● Source data:

+-------+

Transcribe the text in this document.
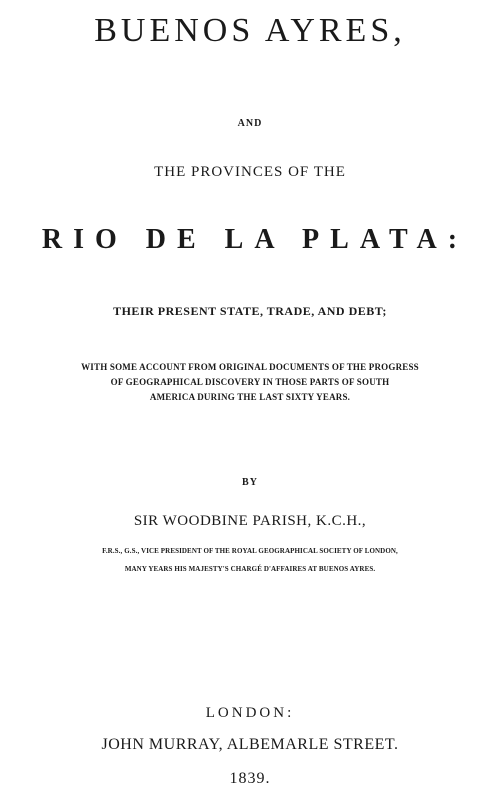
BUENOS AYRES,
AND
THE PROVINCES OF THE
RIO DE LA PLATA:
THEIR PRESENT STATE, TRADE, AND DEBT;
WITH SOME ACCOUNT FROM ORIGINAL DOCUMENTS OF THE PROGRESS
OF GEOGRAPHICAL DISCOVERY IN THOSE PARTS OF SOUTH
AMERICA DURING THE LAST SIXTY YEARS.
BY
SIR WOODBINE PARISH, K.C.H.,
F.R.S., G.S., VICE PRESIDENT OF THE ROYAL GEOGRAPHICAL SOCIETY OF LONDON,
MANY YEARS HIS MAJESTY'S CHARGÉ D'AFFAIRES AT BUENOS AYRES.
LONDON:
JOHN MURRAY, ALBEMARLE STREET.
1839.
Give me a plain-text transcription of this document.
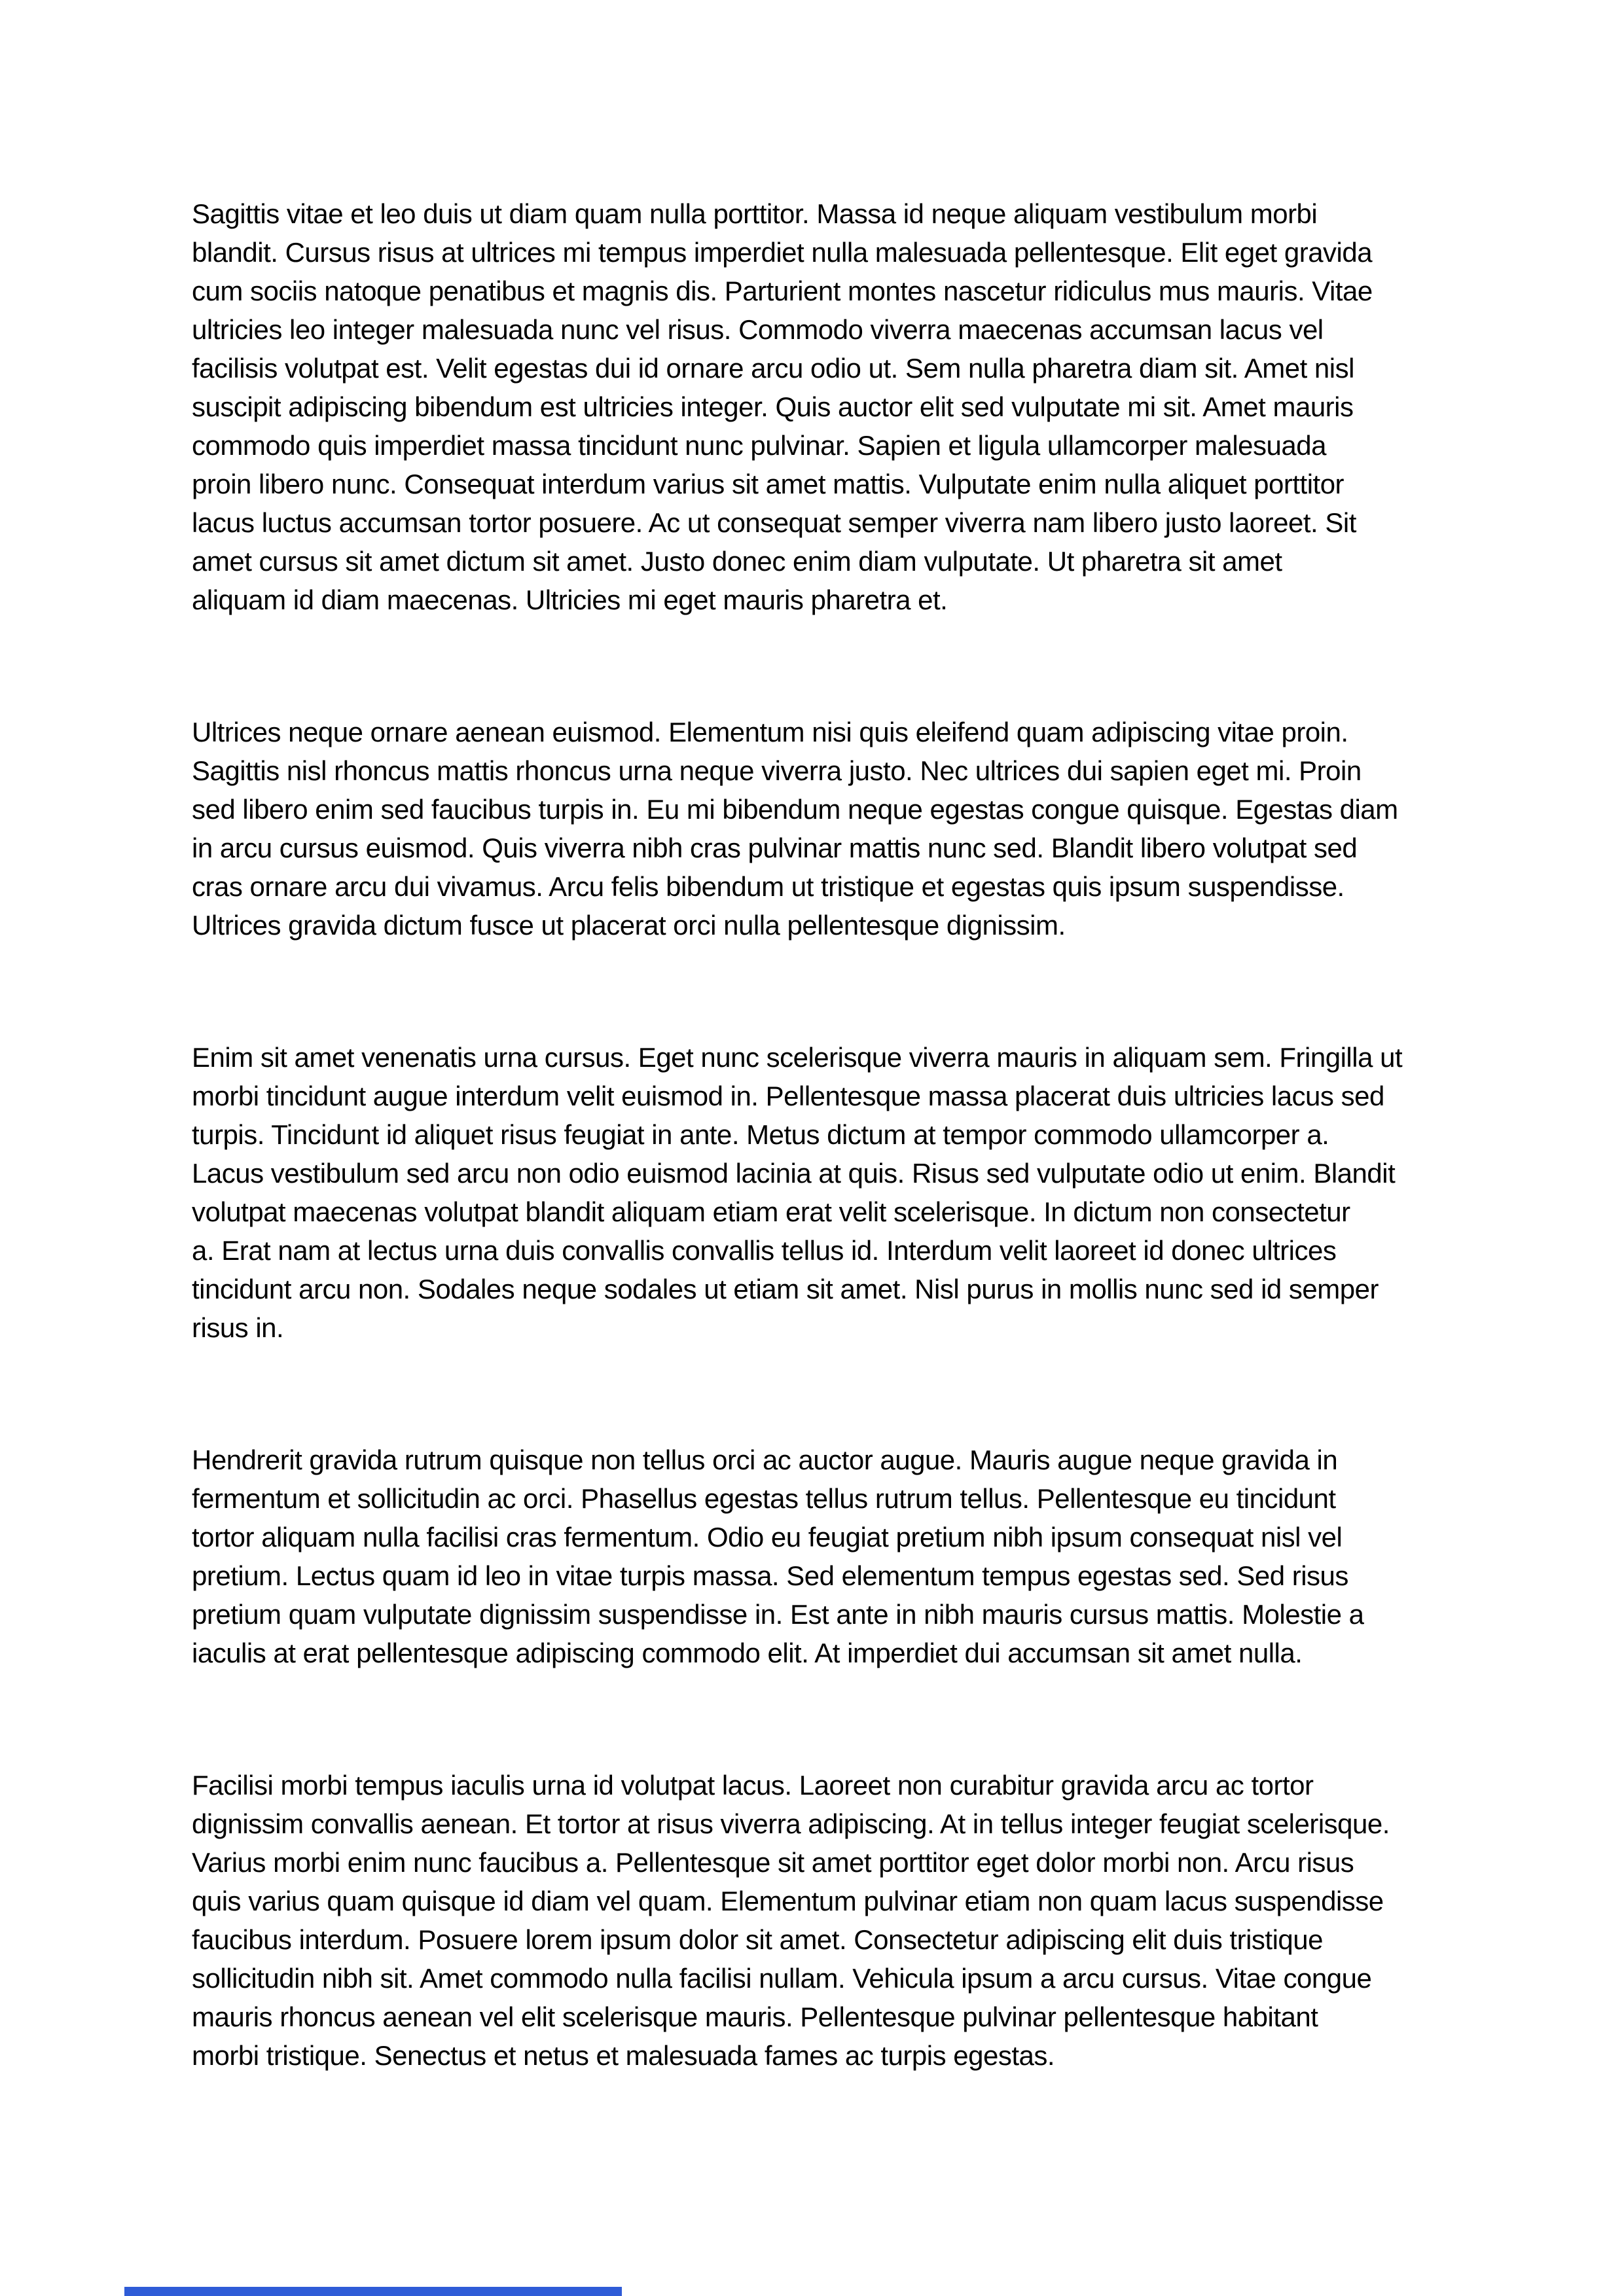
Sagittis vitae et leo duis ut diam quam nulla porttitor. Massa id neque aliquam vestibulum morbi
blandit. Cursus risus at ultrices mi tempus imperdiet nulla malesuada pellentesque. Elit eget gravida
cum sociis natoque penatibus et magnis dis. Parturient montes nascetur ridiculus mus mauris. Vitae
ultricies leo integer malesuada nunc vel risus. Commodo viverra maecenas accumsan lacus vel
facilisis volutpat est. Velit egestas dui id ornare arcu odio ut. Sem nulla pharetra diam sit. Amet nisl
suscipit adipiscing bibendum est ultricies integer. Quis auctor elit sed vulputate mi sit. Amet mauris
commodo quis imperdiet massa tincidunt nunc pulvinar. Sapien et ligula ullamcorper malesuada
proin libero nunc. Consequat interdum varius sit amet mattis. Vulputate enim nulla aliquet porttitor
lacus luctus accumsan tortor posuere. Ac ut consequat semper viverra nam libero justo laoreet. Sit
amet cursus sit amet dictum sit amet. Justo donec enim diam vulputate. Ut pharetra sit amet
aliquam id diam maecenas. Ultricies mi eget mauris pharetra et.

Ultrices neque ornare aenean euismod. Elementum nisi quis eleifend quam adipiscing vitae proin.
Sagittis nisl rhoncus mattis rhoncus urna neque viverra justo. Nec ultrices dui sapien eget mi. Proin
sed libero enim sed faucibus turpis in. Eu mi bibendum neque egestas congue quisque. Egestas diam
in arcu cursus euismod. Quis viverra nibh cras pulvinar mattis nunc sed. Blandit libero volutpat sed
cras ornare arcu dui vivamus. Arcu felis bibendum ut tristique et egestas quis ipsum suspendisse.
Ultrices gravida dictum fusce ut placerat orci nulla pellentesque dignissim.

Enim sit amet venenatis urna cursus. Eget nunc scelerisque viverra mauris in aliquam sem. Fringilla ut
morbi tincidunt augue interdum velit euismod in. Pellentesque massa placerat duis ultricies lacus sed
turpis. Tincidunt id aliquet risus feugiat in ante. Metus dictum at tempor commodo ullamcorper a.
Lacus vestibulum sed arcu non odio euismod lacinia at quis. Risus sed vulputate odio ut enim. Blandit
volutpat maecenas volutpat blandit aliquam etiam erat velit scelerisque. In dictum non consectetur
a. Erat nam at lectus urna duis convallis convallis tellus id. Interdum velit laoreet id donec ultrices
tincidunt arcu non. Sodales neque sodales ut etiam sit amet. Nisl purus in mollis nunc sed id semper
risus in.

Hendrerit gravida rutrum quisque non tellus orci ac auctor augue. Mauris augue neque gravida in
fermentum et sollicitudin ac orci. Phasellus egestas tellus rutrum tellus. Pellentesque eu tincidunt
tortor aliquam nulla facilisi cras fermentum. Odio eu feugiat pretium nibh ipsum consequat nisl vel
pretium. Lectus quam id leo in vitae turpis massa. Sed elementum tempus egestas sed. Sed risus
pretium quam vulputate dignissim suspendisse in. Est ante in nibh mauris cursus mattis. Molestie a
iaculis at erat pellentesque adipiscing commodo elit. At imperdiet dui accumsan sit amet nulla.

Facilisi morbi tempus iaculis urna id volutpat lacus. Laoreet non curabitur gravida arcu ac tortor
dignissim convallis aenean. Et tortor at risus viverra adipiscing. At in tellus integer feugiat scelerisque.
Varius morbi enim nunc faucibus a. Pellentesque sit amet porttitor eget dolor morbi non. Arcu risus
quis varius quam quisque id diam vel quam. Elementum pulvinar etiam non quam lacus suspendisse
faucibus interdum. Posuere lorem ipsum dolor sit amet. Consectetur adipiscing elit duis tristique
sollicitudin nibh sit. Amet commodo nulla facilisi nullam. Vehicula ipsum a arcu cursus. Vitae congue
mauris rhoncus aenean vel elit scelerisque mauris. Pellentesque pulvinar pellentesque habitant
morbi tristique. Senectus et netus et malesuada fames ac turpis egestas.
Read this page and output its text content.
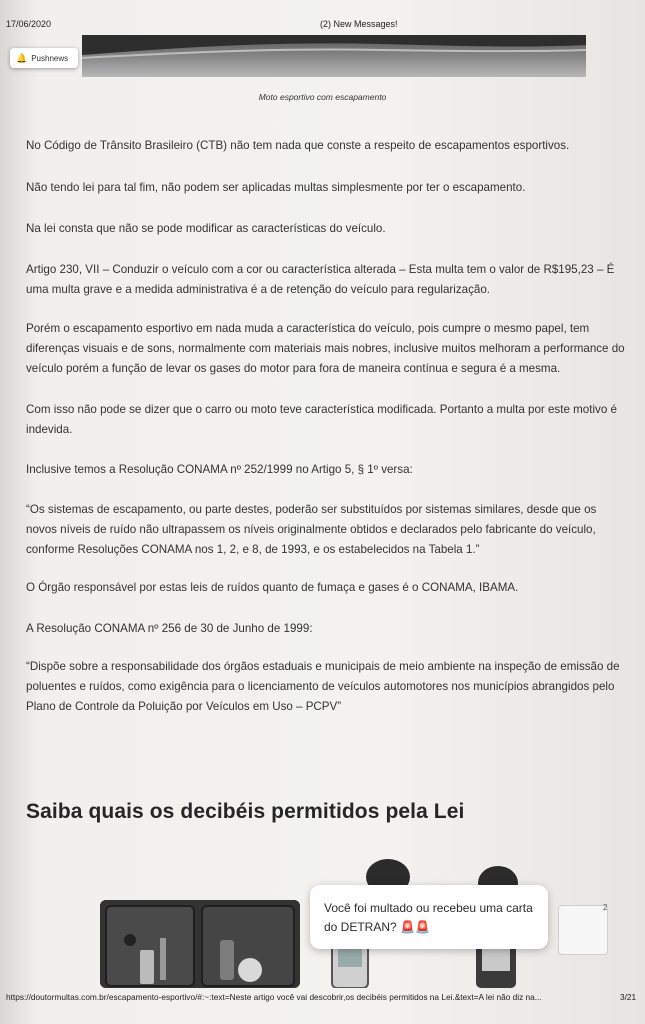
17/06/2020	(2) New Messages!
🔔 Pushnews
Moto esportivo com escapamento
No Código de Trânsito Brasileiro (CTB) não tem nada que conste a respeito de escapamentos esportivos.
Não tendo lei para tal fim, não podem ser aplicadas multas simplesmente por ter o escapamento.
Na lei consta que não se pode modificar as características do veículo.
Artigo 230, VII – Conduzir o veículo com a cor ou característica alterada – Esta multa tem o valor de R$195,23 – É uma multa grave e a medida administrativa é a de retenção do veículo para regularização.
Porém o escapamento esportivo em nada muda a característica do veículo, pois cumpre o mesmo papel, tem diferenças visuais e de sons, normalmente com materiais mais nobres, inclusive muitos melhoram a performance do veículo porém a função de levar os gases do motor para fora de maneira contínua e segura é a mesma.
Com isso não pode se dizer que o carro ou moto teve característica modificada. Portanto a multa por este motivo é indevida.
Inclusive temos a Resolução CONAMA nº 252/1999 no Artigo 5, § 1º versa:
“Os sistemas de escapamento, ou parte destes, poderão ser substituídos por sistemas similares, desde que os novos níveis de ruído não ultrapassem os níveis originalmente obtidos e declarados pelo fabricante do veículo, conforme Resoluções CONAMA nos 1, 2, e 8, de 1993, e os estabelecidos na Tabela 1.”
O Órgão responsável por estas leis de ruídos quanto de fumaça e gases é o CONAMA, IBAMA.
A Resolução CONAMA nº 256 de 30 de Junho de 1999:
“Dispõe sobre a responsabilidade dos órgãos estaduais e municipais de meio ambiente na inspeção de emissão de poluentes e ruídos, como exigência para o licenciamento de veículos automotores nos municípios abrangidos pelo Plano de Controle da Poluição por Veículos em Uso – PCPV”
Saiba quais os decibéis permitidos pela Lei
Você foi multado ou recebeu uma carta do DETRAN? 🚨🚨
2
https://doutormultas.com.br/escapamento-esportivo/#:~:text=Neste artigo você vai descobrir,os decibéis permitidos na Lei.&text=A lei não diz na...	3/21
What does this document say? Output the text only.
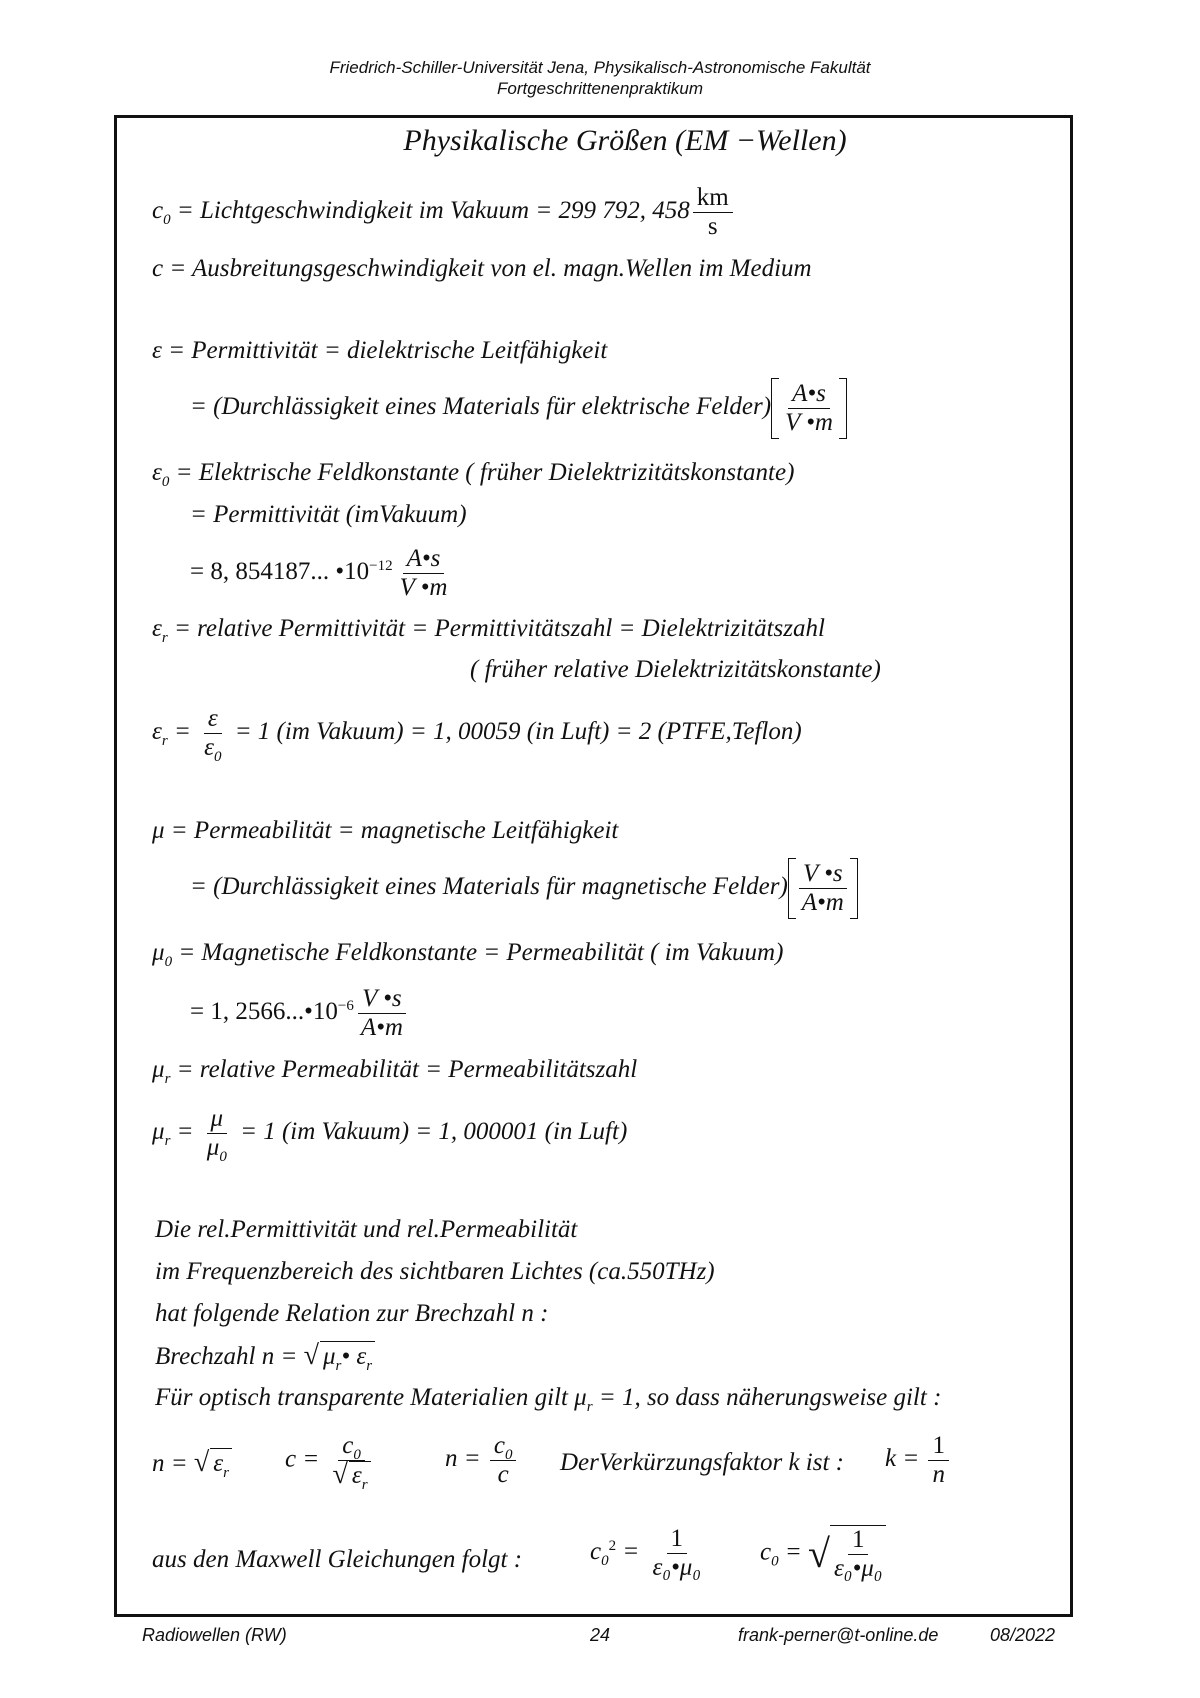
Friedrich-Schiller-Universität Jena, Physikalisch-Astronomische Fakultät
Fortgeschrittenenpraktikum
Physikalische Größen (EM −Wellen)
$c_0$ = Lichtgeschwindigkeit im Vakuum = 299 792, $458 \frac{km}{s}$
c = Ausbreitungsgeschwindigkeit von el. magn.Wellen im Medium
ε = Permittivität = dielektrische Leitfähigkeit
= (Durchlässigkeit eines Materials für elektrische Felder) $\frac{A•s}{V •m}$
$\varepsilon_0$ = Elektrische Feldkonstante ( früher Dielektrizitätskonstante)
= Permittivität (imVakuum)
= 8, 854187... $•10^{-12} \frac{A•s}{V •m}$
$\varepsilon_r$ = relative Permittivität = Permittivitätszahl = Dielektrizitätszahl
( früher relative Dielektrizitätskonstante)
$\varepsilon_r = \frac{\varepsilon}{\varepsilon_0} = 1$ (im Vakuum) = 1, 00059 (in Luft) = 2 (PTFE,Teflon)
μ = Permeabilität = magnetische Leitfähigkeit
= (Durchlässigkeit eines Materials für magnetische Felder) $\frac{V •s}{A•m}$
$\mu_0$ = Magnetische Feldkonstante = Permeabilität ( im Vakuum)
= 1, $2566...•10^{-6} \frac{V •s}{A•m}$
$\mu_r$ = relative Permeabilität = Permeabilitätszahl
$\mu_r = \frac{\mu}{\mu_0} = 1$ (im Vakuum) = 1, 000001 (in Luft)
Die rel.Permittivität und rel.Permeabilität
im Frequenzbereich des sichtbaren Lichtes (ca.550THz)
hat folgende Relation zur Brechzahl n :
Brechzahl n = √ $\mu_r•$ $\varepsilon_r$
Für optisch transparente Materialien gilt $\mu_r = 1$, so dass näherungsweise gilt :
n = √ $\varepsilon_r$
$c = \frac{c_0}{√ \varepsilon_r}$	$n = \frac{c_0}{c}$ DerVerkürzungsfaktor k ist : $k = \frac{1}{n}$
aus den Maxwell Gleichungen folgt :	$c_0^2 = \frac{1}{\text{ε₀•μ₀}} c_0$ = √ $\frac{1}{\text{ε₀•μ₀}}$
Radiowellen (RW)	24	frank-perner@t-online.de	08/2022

+-------+

● What you have to do:
From the entries above, copy every line containing the word "dolor".

● Answer to this problem:
Varius morbi enim nunc faucibus a. Pellentesque sit amet porttitor eget dolor morbi non. Arcu risus
faucibus interdum. Posuere lorem ipsum dolor sit amet. Consectetur adipiscing elit duis tristique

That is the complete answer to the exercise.